[Data entries]
○ ○ ○ ○

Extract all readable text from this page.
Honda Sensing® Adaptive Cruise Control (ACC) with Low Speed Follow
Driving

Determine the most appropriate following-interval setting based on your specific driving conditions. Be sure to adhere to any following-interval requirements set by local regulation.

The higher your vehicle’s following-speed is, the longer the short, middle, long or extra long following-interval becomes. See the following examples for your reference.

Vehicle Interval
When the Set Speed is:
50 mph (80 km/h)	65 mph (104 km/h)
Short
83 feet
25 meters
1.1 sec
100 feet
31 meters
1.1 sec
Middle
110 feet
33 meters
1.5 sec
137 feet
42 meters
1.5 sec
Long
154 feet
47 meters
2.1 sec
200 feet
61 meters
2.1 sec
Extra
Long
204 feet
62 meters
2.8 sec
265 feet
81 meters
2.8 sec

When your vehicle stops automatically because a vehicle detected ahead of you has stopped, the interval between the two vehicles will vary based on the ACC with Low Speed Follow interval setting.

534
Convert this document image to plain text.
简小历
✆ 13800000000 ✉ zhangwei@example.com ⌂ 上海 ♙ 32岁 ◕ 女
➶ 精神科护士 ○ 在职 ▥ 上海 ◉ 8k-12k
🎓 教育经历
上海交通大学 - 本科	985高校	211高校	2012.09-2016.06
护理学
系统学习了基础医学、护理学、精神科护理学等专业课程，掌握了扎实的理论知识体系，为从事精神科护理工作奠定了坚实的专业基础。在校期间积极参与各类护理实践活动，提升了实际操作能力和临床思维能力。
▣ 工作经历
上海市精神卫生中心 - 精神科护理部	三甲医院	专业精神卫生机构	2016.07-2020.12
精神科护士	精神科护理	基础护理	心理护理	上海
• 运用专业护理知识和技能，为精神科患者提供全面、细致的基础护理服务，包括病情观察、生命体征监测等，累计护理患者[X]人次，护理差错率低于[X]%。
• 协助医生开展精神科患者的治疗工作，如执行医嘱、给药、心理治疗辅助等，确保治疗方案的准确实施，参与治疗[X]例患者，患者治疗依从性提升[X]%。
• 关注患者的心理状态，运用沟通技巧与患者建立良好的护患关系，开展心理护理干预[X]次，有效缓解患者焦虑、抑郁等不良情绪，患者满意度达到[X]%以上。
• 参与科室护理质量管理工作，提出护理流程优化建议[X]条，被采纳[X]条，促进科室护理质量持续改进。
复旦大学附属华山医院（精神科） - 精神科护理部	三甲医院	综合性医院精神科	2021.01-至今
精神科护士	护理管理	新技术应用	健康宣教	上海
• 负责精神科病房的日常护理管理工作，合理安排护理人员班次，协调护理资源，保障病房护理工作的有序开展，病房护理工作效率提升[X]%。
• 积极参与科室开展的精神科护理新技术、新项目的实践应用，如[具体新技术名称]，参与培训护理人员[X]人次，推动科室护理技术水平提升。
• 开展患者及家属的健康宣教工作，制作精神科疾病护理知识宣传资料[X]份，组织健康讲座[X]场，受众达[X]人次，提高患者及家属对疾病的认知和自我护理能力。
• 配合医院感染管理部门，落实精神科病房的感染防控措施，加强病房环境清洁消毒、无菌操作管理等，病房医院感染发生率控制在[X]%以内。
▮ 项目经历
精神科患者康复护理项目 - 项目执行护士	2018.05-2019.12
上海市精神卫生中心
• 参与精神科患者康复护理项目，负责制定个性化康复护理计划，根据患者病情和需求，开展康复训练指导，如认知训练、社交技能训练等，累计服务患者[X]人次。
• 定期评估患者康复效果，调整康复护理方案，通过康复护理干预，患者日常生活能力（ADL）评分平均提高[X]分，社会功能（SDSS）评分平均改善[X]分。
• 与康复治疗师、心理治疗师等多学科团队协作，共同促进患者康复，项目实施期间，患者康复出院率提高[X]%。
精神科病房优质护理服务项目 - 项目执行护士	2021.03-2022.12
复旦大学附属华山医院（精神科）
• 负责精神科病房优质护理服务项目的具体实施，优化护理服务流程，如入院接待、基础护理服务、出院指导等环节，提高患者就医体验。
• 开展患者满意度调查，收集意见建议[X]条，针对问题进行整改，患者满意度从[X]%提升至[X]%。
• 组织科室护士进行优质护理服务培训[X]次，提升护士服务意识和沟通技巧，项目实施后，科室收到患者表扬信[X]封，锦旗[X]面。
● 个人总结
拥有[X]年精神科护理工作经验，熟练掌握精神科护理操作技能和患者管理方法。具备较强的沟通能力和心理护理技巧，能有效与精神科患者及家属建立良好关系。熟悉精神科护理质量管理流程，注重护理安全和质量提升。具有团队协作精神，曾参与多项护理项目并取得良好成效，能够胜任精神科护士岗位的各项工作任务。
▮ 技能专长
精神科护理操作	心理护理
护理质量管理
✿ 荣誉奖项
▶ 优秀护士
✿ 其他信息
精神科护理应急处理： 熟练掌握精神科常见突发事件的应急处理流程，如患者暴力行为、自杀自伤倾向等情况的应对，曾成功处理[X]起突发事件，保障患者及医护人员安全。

○ ○ ○ ○

• TO BE DONE: Reproduce the full listing word for word.

• SOLVED PROBLEM:
Extract all readable text from this page.
Honda Sensing® Adaptive Cruise Control (ACC) with Low Speed Follow
Driving

Determine the most appropriate following-interval setting based on your specific driving conditions. Be sure to adhere to any following-interval requirements set by local regulation.

The higher your vehicle’s following-speed is, the longer the short, middle, long or extra long following-interval becomes. See the following examples for your reference.

Vehicle Interval
When the Set Speed is:
50 mph (80 km/h)	65 mph (104 km/h)
Short
83 feet
25 meters
1.1 sec
100 feet
31 meters
1.1 sec
Middle
110 feet
33 meters
1.5 sec
137 feet
42 meters
1.5 sec
Long
154 feet
47 meters
2.1 sec
200 feet
61 meters
2.1 sec
Extra
Long
204 feet
62 meters
2.8 sec
265 feet
81 meters
2.8 sec

When your vehicle stops automatically because a vehicle detected ahead of you has stopped, the interval between the two vehicles will vary based on the ACC with Low Speed Follow interval setting.

534
Convert this document image to plain text.
简小历
✆ 13800000000 ✉ zhangwei@example.com ⌂ 上海 ♙ 32岁 ◕ 女
➶ 精神科护士 ○ 在职 ▥ 上海 ◉ 8k-12k
🎓 教育经历
上海交通大学 - 本科	985高校	211高校	2012.09-2016.06
护理学
系统学习了基础医学、护理学、精神科护理学等专业课程，掌握了扎实的理论知识体系，为从事精神科护理工作奠定了坚实的专业基础。在校期间积极参与各类护理实践活动，提升了实际操作能力和临床思维能力。
▣ 工作经历
上海市精神卫生中心 - 精神科护理部	三甲医院	专业精神卫生机构	2016.07-2020.12
精神科护士	精神科护理	基础护理	心理护理	上海
• 运用专业护理知识和技能，为精神科患者提供全面、细致的基础护理服务，包括病情观察、生命体征监测等，累计护理患者[X]人次，护理差错率低于[X]%。
• 协助医生开展精神科患者的治疗工作，如执行医嘱、给药、心理治疗辅助等，确保治疗方案的准确实施，参与治疗[X]例患者，患者治疗依从性提升[X]%。
• 关注患者的心理状态，运用沟通技巧与患者建立良好的护患关系，开展心理护理干预[X]次，有效缓解患者焦虑、抑郁等不良情绪，患者满意度达到[X]%以上。
• 参与科室护理质量管理工作，提出护理流程优化建议[X]条，被采纳[X]条，促进科室护理质量持续改进。
复旦大学附属华山医院（精神科） - 精神科护理部	三甲医院	综合性医院精神科	2021.01-至今
精神科护士	护理管理	新技术应用	健康宣教	上海
• 负责精神科病房的日常护理管理工作，合理安排护理人员班次，协调护理资源，保障病房护理工作的有序开展，病房护理工作效率提升[X]%。
• 积极参与科室开展的精神科护理新技术、新项目的实践应用，如[具体新技术名称]，参与培训护理人员[X]人次，推动科室护理技术水平提升。
• 开展患者及家属的健康宣教工作，制作精神科疾病护理知识宣传资料[X]份，组织健康讲座[X]场，受众达[X]人次，提高患者及家属对疾病的认知和自我护理能力。
• 配合医院感染管理部门，落实精神科病房的感染防控措施，加强病房环境清洁消毒、无菌操作管理等，病房医院感染发生率控制在[X]%以内。
▮ 项目经历
精神科患者康复护理项目 - 项目执行护士	2018.05-2019.12
上海市精神卫生中心
• 参与精神科患者康复护理项目，负责制定个性化康复护理计划，根据患者病情和需求，开展康复训练指导，如认知训练、社交技能训练等，累计服务患者[X]人次。
• 定期评估患者康复效果，调整康复护理方案，通过康复护理干预，患者日常生活能力（ADL）评分平均提高[X]分，社会功能（SDSS）评分平均改善[X]分。
• 与康复治疗师、心理治疗师等多学科团队协作，共同促进患者康复，项目实施期间，患者康复出院率提高[X]%。
精神科病房优质护理服务项目 - 项目执行护士	2021.03-2022.12
复旦大学附属华山医院（精神科）
• 负责精神科病房优质护理服务项目的具体实施，优化护理服务流程，如入院接待、基础护理服务、出院指导等环节，提高患者就医体验。
• 开展患者满意度调查，收集意见建议[X]条，针对问题进行整改，患者满意度从[X]%提升至[X]%。
• 组织科室护士进行优质护理服务培训[X]次，提升护士服务意识和沟通技巧，项目实施后，科室收到患者表扬信[X]封，锦旗[X]面。
● 个人总结
拥有[X]年精神科护理工作经验，熟练掌握精神科护理操作技能和患者管理方法。具备较强的沟通能力和心理护理技巧，能有效与精神科患者及家属建立良好关系。熟悉精神科护理质量管理流程，注重护理安全和质量提升。具有团队协作精神，曾参与多项护理项目并取得良好成效，能够胜任精神科护士岗位的各项工作任务。
▮ 技能专长
精神科护理操作	心理护理
护理质量管理
✿ 荣誉奖项
▶ 优秀护士
✿ 其他信息
精神科护理应急处理： 熟练掌握精神科常见突发事件的应急处理流程，如患者暴力行为、自杀自伤倾向等情况的应对，曾成功处理[X]起突发事件，保障患者及医护人员安全。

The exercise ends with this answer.